Given entries.
>> BEGIN

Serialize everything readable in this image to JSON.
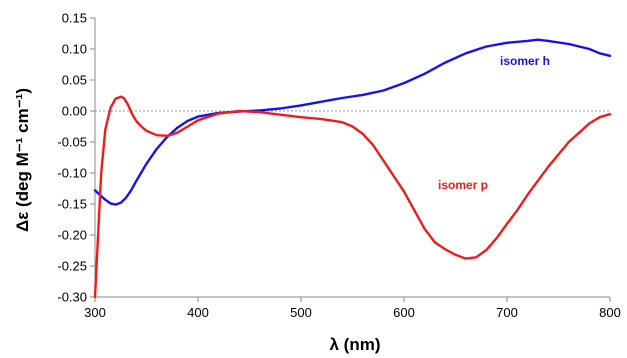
{
  "chart_data": {
    "type": "line",
    "xlabel": "λ (nm)",
    "ylabel": "Δε (deg M⁻¹ cm⁻¹)",
    "xlim": [
      300,
      800
    ],
    "ylim": [
      -0.3,
      0.15
    ],
    "x_ticks": [
      "300",
      "400",
      "500",
      "600",
      "700",
      "800"
    ],
    "y_ticks": [
      "0.15",
      "0.10",
      "0.05",
      "0.00",
      "-0.05",
      "-0.10",
      "-0.15",
      "-0.20",
      "-0.25",
      "-0.30"
    ],
    "zero_line": true,
    "grid": false,
    "legend": "none",
    "series": [
      {
        "name": "isomer h",
        "color": "#1414e6",
        "x": [
          300,
          305,
          310,
          315,
          320,
          325,
          330,
          335,
          340,
          350,
          360,
          370,
          380,
          390,
          400,
          420,
          440,
          460,
          480,
          500,
          520,
          540,
          560,
          580,
          600,
          620,
          640,
          660,
          680,
          700,
          720,
          730,
          740,
          760,
          780,
          790,
          800
        ],
        "y": [
          -0.128,
          -0.136,
          -0.143,
          -0.149,
          -0.151,
          -0.148,
          -0.14,
          -0.128,
          -0.113,
          -0.085,
          -0.061,
          -0.042,
          -0.027,
          -0.016,
          -0.009,
          -0.003,
          -0.001,
          0.001,
          0.004,
          0.009,
          0.015,
          0.021,
          0.026,
          0.033,
          0.045,
          0.06,
          0.078,
          0.093,
          0.104,
          0.11,
          0.113,
          0.115,
          0.113,
          0.108,
          0.1,
          0.093,
          0.089
        ]
      },
      {
        "name": "isomer p",
        "color": "#ee1c1c",
        "x": [
          300,
          303,
          306,
          310,
          315,
          320,
          325,
          328,
          332,
          336,
          340,
          345,
          350,
          360,
          370,
          380,
          390,
          400,
          420,
          440,
          460,
          480,
          500,
          520,
          540,
          550,
          560,
          570,
          580,
          590,
          600,
          610,
          620,
          630,
          640,
          650,
          660,
          670,
          680,
          690,
          700,
          710,
          720,
          740,
          760,
          780,
          790,
          800
        ],
        "y": [
          -0.3,
          -0.2,
          -0.1,
          -0.03,
          0.005,
          0.02,
          0.023,
          0.021,
          0.01,
          -0.005,
          -0.016,
          -0.025,
          -0.032,
          -0.039,
          -0.04,
          -0.035,
          -0.025,
          -0.015,
          -0.004,
          0.0,
          -0.002,
          -0.006,
          -0.01,
          -0.013,
          -0.018,
          -0.025,
          -0.037,
          -0.055,
          -0.08,
          -0.105,
          -0.13,
          -0.16,
          -0.19,
          -0.212,
          -0.223,
          -0.232,
          -0.238,
          -0.236,
          -0.224,
          -0.205,
          -0.182,
          -0.16,
          -0.135,
          -0.09,
          -0.05,
          -0.02,
          -0.01,
          -0.005
        ]
      }
    ]
  }
}
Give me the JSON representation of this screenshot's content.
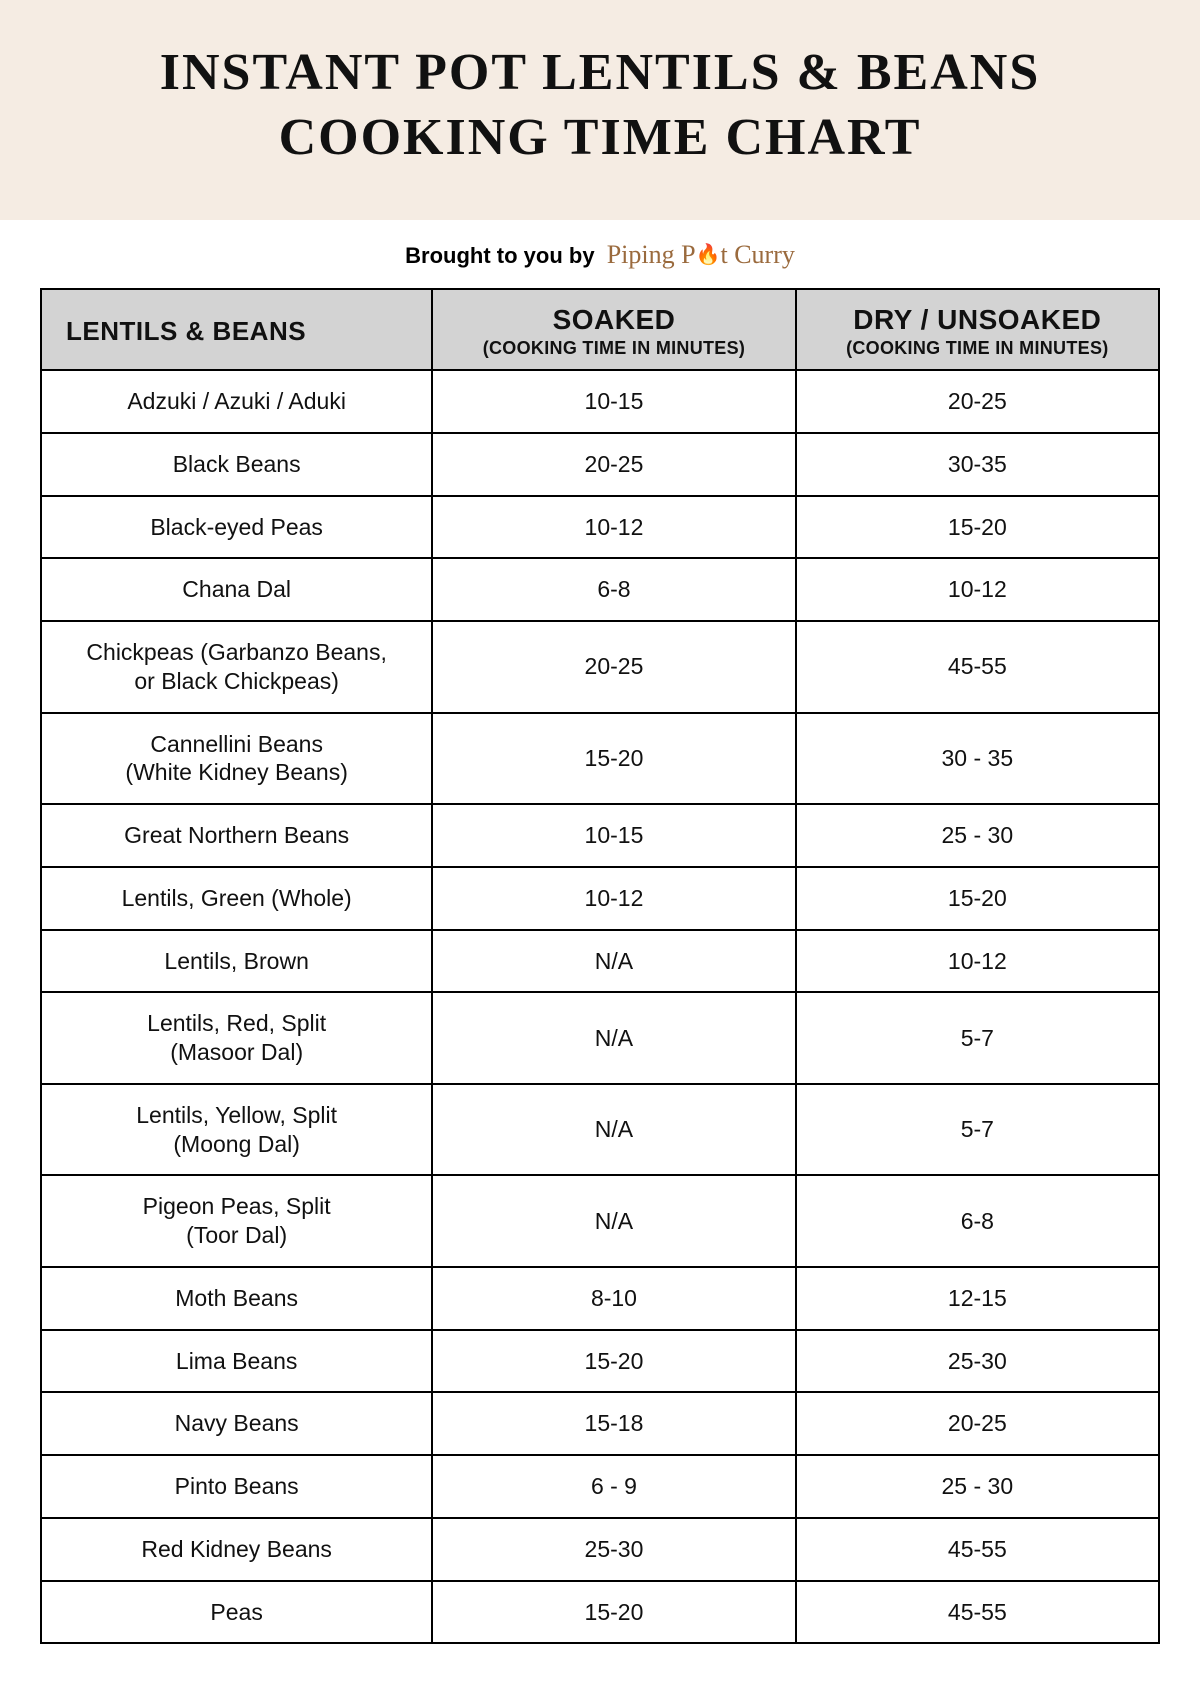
{
  "title_line1": "INSTANT POT LENTILS & BEANS",
  "title_line2": "COOKING TIME CHART",
  "byline_prefix": "Brought to you by",
  "brand_part1": "Piping P",
  "brand_flame": "🔥",
  "brand_part2": "t Curry",
  "headers": {
    "col1": "LENTILS & BEANS",
    "col2_main": "SOAKED",
    "col2_sub": "(COOKING TIME IN MINUTES)",
    "col3_main": "DRY / UNSOAKED",
    "col3_sub": "(COOKING TIME IN MINUTES)"
  },
  "rows": [
    {
      "name": "Adzuki / Azuki / Aduki",
      "soaked": "10-15",
      "dry": "20-25"
    },
    {
      "name": "Black Beans",
      "soaked": "20-25",
      "dry": "30-35"
    },
    {
      "name": "Black-eyed Peas",
      "soaked": "10-12",
      "dry": "15-20"
    },
    {
      "name": "Chana Dal",
      "soaked": "6-8",
      "dry": "10-12"
    },
    {
      "name": "Chickpeas (Garbanzo Beans,\nor Black Chickpeas)",
      "soaked": "20-25",
      "dry": "45-55"
    },
    {
      "name": "Cannellini Beans\n(White Kidney Beans)",
      "soaked": "15-20",
      "dry": "30 - 35"
    },
    {
      "name": "Great Northern Beans",
      "soaked": "10-15",
      "dry": "25 - 30"
    },
    {
      "name": "Lentils, Green (Whole)",
      "soaked": "10-12",
      "dry": "15-20"
    },
    {
      "name": "Lentils, Brown",
      "soaked": "N/A",
      "dry": "10-12"
    },
    {
      "name": "Lentils, Red, Split\n(Masoor Dal)",
      "soaked": "N/A",
      "dry": "5-7"
    },
    {
      "name": "Lentils, Yellow, Split\n(Moong Dal)",
      "soaked": "N/A",
      "dry": "5-7"
    },
    {
      "name": "Pigeon Peas, Split\n(Toor Dal)",
      "soaked": "N/A",
      "dry": "6-8"
    },
    {
      "name": "Moth Beans",
      "soaked": "8-10",
      "dry": "12-15"
    },
    {
      "name": "Lima Beans",
      "soaked": "15-20",
      "dry": "25-30"
    },
    {
      "name": "Navy Beans",
      "soaked": "15-18",
      "dry": "20-25"
    },
    {
      "name": "Pinto Beans",
      "soaked": "6 - 9",
      "dry": "25 - 30"
    },
    {
      "name": "Red Kidney Beans",
      "soaked": "25-30",
      "dry": "45-55"
    },
    {
      "name": "Peas",
      "soaked": "15-20",
      "dry": "45-55"
    }
  ],
  "colors": {
    "banner_bg": "#f5ece3",
    "header_bg": "#d3d3d3",
    "border": "#000000",
    "brand": "#9a6a3d",
    "flame": "#e07b1f",
    "page_bg": "#ffffff"
  }
}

>> END

Brief. Repeat the records in full, exactly as they appear, without the pictures.

Correct output.
Serialize everything readable in this image to JSON.
{
  "chart_data": {
    "type": "line",
    "xlabel": "λ (nm)",
    "ylabel": "Δε (deg M⁻¹ cm⁻¹)",
    "xlim": [
      300,
      800
    ],
    "ylim": [
      -0.3,
      0.15
    ],
    "x_ticks": [
      "300",
      "400",
      "500",
      "600",
      "700",
      "800"
    ],
    "y_ticks": [
      "0.15",
      "0.10",
      "0.05",
      "0.00",
      "-0.05",
      "-0.10",
      "-0.15",
      "-0.20",
      "-0.25",
      "-0.30"
    ],
    "zero_line": true,
    "grid": false,
    "legend": "none",
    "series": [
      {
        "name": "isomer h",
        "color": "#1414e6",
        "x": [
          300,
          305,
          310,
          315,
          320,
          325,
          330,
          335,
          340,
          350,
          360,
          370,
          380,
          390,
          400,
          420,
          440,
          460,
          480,
          500,
          520,
          540,
          560,
          580,
          600,
          620,
          640,
          660,
          680,
          700,
          720,
          730,
          740,
          760,
          780,
          790,
          800
        ],
        "y": [
          -0.128,
          -0.136,
          -0.143,
          -0.149,
          -0.151,
          -0.148,
          -0.14,
          -0.128,
          -0.113,
          -0.085,
          -0.061,
          -0.042,
          -0.027,
          -0.016,
          -0.009,
          -0.003,
          -0.001,
          0.001,
          0.004,
          0.009,
          0.015,
          0.021,
          0.026,
          0.033,
          0.045,
          0.06,
          0.078,
          0.093,
          0.104,
          0.11,
          0.113,
          0.115,
          0.113,
          0.108,
          0.1,
          0.093,
          0.089
        ]
      },
      {
        "name": "isomer p",
        "color": "#ee1c1c",
        "x": [
          300,
          303,
          306,
          310,
          315,
          320,
          325,
          328,
          332,
          336,
          340,
          345,
          350,
          360,
          370,
          380,
          390,
          400,
          420,
          440,
          460,
          480,
          500,
          520,
          540,
          550,
          560,
          570,
          580,
          590,
          600,
          610,
          620,
          630,
          640,
          650,
          660,
          670,
          680,
          690,
          700,
          710,
          720,
          740,
          760,
          780,
          790,
          800
        ],
        "y": [
          -0.3,
          -0.2,
          -0.1,
          -0.03,
          0.005,
          0.02,
          0.023,
          0.021,
          0.01,
          -0.005,
          -0.016,
          -0.025,
          -0.032,
          -0.039,
          -0.04,
          -0.035,
          -0.025,
          -0.015,
          -0.004,
          0.0,
          -0.002,
          -0.006,
          -0.01,
          -0.013,
          -0.018,
          -0.025,
          -0.037,
          -0.055,
          -0.08,
          -0.105,
          -0.13,
          -0.16,
          -0.19,
          -0.212,
          -0.223,
          -0.232,
          -0.238,
          -0.236,
          -0.224,
          -0.205,
          -0.182,
          -0.16,
          -0.135,
          -0.09,
          -0.05,
          -0.02,
          -0.01,
          -0.005
        ]
      }
    ]
  }
}
Give me the JSON representation of this screenshot's content.
{
  "title_line1": "INSTANT POT LENTILS & BEANS",
  "title_line2": "COOKING TIME CHART",
  "byline_prefix": "Brought to you by",
  "brand_part1": "Piping P",
  "brand_flame": "🔥",
  "brand_part2": "t Curry",
  "headers": {
    "col1": "LENTILS & BEANS",
    "col2_main": "SOAKED",
    "col2_sub": "(COOKING TIME IN MINUTES)",
    "col3_main": "DRY / UNSOAKED",
    "col3_sub": "(COOKING TIME IN MINUTES)"
  },
  "rows": [
    {
      "name": "Adzuki / Azuki / Aduki",
      "soaked": "10-15",
      "dry": "20-25"
    },
    {
      "name": "Black Beans",
      "soaked": "20-25",
      "dry": "30-35"
    },
    {
      "name": "Black-eyed Peas",
      "soaked": "10-12",
      "dry": "15-20"
    },
    {
      "name": "Chana Dal",
      "soaked": "6-8",
      "dry": "10-12"
    },
    {
      "name": "Chickpeas (Garbanzo Beans,\nor Black Chickpeas)",
      "soaked": "20-25",
      "dry": "45-55"
    },
    {
      "name": "Cannellini Beans\n(White Kidney Beans)",
      "soaked": "15-20",
      "dry": "30 - 35"
    },
    {
      "name": "Great Northern Beans",
      "soaked": "10-15",
      "dry": "25 - 30"
    },
    {
      "name": "Lentils, Green (Whole)",
      "soaked": "10-12",
      "dry": "15-20"
    },
    {
      "name": "Lentils, Brown",
      "soaked": "N/A",
      "dry": "10-12"
    },
    {
      "name": "Lentils, Red, Split\n(Masoor Dal)",
      "soaked": "N/A",
      "dry": "5-7"
    },
    {
      "name": "Lentils, Yellow, Split\n(Moong Dal)",
      "soaked": "N/A",
      "dry": "5-7"
    },
    {
      "name": "Pigeon Peas, Split\n(Toor Dal)",
      "soaked": "N/A",
      "dry": "6-8"
    },
    {
      "name": "Moth Beans",
      "soaked": "8-10",
      "dry": "12-15"
    },
    {
      "name": "Lima Beans",
      "soaked": "15-20",
      "dry": "25-30"
    },
    {
      "name": "Navy Beans",
      "soaked": "15-18",
      "dry": "20-25"
    },
    {
      "name": "Pinto Beans",
      "soaked": "6 - 9",
      "dry": "25 - 30"
    },
    {
      "name": "Red Kidney Beans",
      "soaked": "25-30",
      "dry": "45-55"
    },
    {
      "name": "Peas",
      "soaked": "15-20",
      "dry": "45-55"
    }
  ],
  "colors": {
    "banner_bg": "#f5ece3",
    "header_bg": "#d3d3d3",
    "border": "#000000",
    "brand": "#9a6a3d",
    "flame": "#e07b1f",
    "page_bg": "#ffffff"
  }
}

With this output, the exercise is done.